* [What is being asked]:
Extract the full set of records that follows, word for word.

* [Input records]:
□ □ □ □ □

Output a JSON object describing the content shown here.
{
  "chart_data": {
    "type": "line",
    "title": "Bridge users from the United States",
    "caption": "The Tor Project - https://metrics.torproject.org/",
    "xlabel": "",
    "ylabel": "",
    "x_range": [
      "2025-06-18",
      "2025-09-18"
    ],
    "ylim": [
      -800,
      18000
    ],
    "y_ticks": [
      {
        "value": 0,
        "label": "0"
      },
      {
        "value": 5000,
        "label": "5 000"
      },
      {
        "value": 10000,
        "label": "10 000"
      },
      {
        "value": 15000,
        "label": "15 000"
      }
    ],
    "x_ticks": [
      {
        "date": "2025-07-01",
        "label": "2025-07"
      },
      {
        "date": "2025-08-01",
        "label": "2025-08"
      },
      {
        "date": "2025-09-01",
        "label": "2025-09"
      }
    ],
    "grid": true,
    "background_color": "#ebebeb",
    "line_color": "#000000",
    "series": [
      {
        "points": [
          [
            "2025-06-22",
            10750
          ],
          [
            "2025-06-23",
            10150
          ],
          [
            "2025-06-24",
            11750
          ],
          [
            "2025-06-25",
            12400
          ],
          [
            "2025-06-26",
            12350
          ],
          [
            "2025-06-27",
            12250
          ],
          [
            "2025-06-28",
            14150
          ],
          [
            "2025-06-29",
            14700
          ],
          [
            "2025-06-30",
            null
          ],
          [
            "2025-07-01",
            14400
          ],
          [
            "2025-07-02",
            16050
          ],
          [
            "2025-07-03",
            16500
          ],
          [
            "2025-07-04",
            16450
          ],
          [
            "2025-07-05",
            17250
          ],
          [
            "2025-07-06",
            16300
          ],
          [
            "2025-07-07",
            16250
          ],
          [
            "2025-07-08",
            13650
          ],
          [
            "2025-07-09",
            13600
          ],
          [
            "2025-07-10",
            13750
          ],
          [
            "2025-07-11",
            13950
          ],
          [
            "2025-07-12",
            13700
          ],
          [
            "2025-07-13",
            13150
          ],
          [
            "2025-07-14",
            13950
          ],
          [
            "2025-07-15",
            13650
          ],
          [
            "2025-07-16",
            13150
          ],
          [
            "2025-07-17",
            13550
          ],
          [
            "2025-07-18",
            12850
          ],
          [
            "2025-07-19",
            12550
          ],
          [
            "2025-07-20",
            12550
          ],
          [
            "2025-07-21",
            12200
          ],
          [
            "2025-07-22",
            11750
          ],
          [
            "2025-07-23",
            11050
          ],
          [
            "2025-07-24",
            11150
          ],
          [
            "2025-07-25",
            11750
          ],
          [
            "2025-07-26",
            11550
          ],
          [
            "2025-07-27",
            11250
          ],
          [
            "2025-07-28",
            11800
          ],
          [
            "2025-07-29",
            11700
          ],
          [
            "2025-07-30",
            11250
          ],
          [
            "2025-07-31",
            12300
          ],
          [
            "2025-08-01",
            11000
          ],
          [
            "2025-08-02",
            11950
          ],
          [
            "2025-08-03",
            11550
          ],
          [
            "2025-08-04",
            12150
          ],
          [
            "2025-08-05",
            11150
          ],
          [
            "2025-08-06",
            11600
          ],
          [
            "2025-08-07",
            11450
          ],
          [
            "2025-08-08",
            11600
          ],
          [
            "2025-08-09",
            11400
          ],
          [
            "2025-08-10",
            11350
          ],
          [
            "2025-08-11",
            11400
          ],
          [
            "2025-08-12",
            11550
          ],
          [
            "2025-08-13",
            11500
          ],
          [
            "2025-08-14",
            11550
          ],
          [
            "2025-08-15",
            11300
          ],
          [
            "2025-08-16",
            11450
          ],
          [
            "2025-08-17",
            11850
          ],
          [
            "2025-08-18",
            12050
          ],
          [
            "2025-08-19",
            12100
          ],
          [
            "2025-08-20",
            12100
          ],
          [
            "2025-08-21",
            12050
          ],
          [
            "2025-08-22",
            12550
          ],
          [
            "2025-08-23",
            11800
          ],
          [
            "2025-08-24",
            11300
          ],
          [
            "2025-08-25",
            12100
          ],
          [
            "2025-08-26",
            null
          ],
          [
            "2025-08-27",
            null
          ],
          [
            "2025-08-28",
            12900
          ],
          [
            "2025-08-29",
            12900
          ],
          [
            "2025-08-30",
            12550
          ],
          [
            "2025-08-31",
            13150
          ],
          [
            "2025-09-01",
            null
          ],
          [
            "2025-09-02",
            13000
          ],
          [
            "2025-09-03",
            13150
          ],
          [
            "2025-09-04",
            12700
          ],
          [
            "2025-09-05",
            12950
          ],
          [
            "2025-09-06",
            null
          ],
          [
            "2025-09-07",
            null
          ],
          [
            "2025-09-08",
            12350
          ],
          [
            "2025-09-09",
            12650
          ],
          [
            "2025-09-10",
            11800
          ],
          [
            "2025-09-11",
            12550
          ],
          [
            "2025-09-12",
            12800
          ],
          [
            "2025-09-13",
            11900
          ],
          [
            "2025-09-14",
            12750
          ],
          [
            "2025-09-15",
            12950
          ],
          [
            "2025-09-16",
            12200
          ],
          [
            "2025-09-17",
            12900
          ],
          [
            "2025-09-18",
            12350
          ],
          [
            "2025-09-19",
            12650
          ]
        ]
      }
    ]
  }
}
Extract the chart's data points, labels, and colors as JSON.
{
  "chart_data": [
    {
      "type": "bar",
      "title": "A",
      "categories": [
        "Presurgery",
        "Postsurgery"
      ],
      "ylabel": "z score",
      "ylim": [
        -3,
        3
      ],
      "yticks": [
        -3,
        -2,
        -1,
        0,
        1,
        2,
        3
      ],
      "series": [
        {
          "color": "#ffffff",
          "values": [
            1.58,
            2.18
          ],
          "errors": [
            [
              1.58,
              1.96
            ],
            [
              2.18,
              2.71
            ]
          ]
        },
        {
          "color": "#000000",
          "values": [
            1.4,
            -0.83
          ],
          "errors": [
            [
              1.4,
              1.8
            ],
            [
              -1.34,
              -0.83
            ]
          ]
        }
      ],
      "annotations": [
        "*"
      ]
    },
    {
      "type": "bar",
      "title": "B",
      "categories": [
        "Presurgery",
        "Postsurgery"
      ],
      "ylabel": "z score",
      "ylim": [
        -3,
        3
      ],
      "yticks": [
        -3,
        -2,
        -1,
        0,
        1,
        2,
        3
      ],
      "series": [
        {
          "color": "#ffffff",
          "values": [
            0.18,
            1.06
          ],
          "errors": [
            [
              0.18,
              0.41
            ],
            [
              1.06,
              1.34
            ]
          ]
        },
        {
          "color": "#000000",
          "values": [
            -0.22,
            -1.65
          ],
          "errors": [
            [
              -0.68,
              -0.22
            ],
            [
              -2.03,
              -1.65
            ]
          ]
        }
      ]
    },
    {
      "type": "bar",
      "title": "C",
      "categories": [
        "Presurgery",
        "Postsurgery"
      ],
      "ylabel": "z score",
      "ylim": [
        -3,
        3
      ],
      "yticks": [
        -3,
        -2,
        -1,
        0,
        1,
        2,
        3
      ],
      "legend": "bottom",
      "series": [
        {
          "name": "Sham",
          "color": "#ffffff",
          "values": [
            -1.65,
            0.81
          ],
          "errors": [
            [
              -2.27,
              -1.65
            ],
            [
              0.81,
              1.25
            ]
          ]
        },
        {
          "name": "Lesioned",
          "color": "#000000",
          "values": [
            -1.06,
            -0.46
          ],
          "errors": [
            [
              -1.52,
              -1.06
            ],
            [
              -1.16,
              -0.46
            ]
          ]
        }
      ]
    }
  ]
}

□ □ □ □ □

* [Solution to this problem]:
Output a JSON object describing the content shown here.
{
  "chart_data": {
    "type": "line",
    "title": "Bridge users from the United States",
    "caption": "The Tor Project - https://metrics.torproject.org/",
    "xlabel": "",
    "ylabel": "",
    "x_range": [
      "2025-06-18",
      "2025-09-18"
    ],
    "ylim": [
      -800,
      18000
    ],
    "y_ticks": [
      {
        "value": 0,
        "label": "0"
      },
      {
        "value": 5000,
        "label": "5 000"
      },
      {
        "value": 10000,
        "label": "10 000"
      },
      {
        "value": 15000,
        "label": "15 000"
      }
    ],
    "x_ticks": [
      {
        "date": "2025-07-01",
        "label": "2025-07"
      },
      {
        "date": "2025-08-01",
        "label": "2025-08"
      },
      {
        "date": "2025-09-01",
        "label": "2025-09"
      }
    ],
    "grid": true,
    "background_color": "#ebebeb",
    "line_color": "#000000",
    "series": [
      {
        "points": [
          [
            "2025-06-22",
            10750
          ],
          [
            "2025-06-23",
            10150
          ],
          [
            "2025-06-24",
            11750
          ],
          [
            "2025-06-25",
            12400
          ],
          [
            "2025-06-26",
            12350
          ],
          [
            "2025-06-27",
            12250
          ],
          [
            "2025-06-28",
            14150
          ],
          [
            "2025-06-29",
            14700
          ],
          [
            "2025-06-30",
            null
          ],
          [
            "2025-07-01",
            14400
          ],
          [
            "2025-07-02",
            16050
          ],
          [
            "2025-07-03",
            16500
          ],
          [
            "2025-07-04",
            16450
          ],
          [
            "2025-07-05",
            17250
          ],
          [
            "2025-07-06",
            16300
          ],
          [
            "2025-07-07",
            16250
          ],
          [
            "2025-07-08",
            13650
          ],
          [
            "2025-07-09",
            13600
          ],
          [
            "2025-07-10",
            13750
          ],
          [
            "2025-07-11",
            13950
          ],
          [
            "2025-07-12",
            13700
          ],
          [
            "2025-07-13",
            13150
          ],
          [
            "2025-07-14",
            13950
          ],
          [
            "2025-07-15",
            13650
          ],
          [
            "2025-07-16",
            13150
          ],
          [
            "2025-07-17",
            13550
          ],
          [
            "2025-07-18",
            12850
          ],
          [
            "2025-07-19",
            12550
          ],
          [
            "2025-07-20",
            12550
          ],
          [
            "2025-07-21",
            12200
          ],
          [
            "2025-07-22",
            11750
          ],
          [
            "2025-07-23",
            11050
          ],
          [
            "2025-07-24",
            11150
          ],
          [
            "2025-07-25",
            11750
          ],
          [
            "2025-07-26",
            11550
          ],
          [
            "2025-07-27",
            11250
          ],
          [
            "2025-07-28",
            11800
          ],
          [
            "2025-07-29",
            11700
          ],
          [
            "2025-07-30",
            11250
          ],
          [
            "2025-07-31",
            12300
          ],
          [
            "2025-08-01",
            11000
          ],
          [
            "2025-08-02",
            11950
          ],
          [
            "2025-08-03",
            11550
          ],
          [
            "2025-08-04",
            12150
          ],
          [
            "2025-08-05",
            11150
          ],
          [
            "2025-08-06",
            11600
          ],
          [
            "2025-08-07",
            11450
          ],
          [
            "2025-08-08",
            11600
          ],
          [
            "2025-08-09",
            11400
          ],
          [
            "2025-08-10",
            11350
          ],
          [
            "2025-08-11",
            11400
          ],
          [
            "2025-08-12",
            11550
          ],
          [
            "2025-08-13",
            11500
          ],
          [
            "2025-08-14",
            11550
          ],
          [
            "2025-08-15",
            11300
          ],
          [
            "2025-08-16",
            11450
          ],
          [
            "2025-08-17",
            11850
          ],
          [
            "2025-08-18",
            12050
          ],
          [
            "2025-08-19",
            12100
          ],
          [
            "2025-08-20",
            12100
          ],
          [
            "2025-08-21",
            12050
          ],
          [
            "2025-08-22",
            12550
          ],
          [
            "2025-08-23",
            11800
          ],
          [
            "2025-08-24",
            11300
          ],
          [
            "2025-08-25",
            12100
          ],
          [
            "2025-08-26",
            null
          ],
          [
            "2025-08-27",
            null
          ],
          [
            "2025-08-28",
            12900
          ],
          [
            "2025-08-29",
            12900
          ],
          [
            "2025-08-30",
            12550
          ],
          [
            "2025-08-31",
            13150
          ],
          [
            "2025-09-01",
            null
          ],
          [
            "2025-09-02",
            13000
          ],
          [
            "2025-09-03",
            13150
          ],
          [
            "2025-09-04",
            12700
          ],
          [
            "2025-09-05",
            12950
          ],
          [
            "2025-09-06",
            null
          ],
          [
            "2025-09-07",
            null
          ],
          [
            "2025-09-08",
            12350
          ],
          [
            "2025-09-09",
            12650
          ],
          [
            "2025-09-10",
            11800
          ],
          [
            "2025-09-11",
            12550
          ],
          [
            "2025-09-12",
            12800
          ],
          [
            "2025-09-13",
            11900
          ],
          [
            "2025-09-14",
            12750
          ],
          [
            "2025-09-15",
            12950
          ],
          [
            "2025-09-16",
            12200
          ],
          [
            "2025-09-17",
            12900
          ],
          [
            "2025-09-18",
            12350
          ],
          [
            "2025-09-19",
            12650
          ]
        ]
      }
    ]
  }
}
Extract the chart's data points, labels, and colors as JSON.
{
  "chart_data": [
    {
      "type": "bar",
      "title": "A",
      "categories": [
        "Presurgery",
        "Postsurgery"
      ],
      "ylabel": "z score",
      "ylim": [
        -3,
        3
      ],
      "yticks": [
        -3,
        -2,
        -1,
        0,
        1,
        2,
        3
      ],
      "series": [
        {
          "color": "#ffffff",
          "values": [
            1.58,
            2.18
          ],
          "errors": [
            [
              1.58,
              1.96
            ],
            [
              2.18,
              2.71
            ]
          ]
        },
        {
          "color": "#000000",
          "values": [
            1.4,
            -0.83
          ],
          "errors": [
            [
              1.4,
              1.8
            ],
            [
              -1.34,
              -0.83
            ]
          ]
        }
      ],
      "annotations": [
        "*"
      ]
    },
    {
      "type": "bar",
      "title": "B",
      "categories": [
        "Presurgery",
        "Postsurgery"
      ],
      "ylabel": "z score",
      "ylim": [
        -3,
        3
      ],
      "yticks": [
        -3,
        -2,
        -1,
        0,
        1,
        2,
        3
      ],
      "series": [
        {
          "color": "#ffffff",
          "values": [
            0.18,
            1.06
          ],
          "errors": [
            [
              0.18,
              0.41
            ],
            [
              1.06,
              1.34
            ]
          ]
        },
        {
          "color": "#000000",
          "values": [
            -0.22,
            -1.65
          ],
          "errors": [
            [
              -0.68,
              -0.22
            ],
            [
              -2.03,
              -1.65
            ]
          ]
        }
      ]
    },
    {
      "type": "bar",
      "title": "C",
      "categories": [
        "Presurgery",
        "Postsurgery"
      ],
      "ylabel": "z score",
      "ylim": [
        -3,
        3
      ],
      "yticks": [
        -3,
        -2,
        -1,
        0,
        1,
        2,
        3
      ],
      "legend": "bottom",
      "series": [
        {
          "name": "Sham",
          "color": "#ffffff",
          "values": [
            -1.65,
            0.81
          ],
          "errors": [
            [
              -2.27,
              -1.65
            ],
            [
              0.81,
              1.25
            ]
          ]
        },
        {
          "name": "Lesioned",
          "color": "#000000",
          "values": [
            -1.06,
            -0.46
          ],
          "errors": [
            [
              -1.52,
              -1.06
            ],
            [
              -1.16,
              -0.46
            ]
          ]
        }
      ]
    }
  ]
}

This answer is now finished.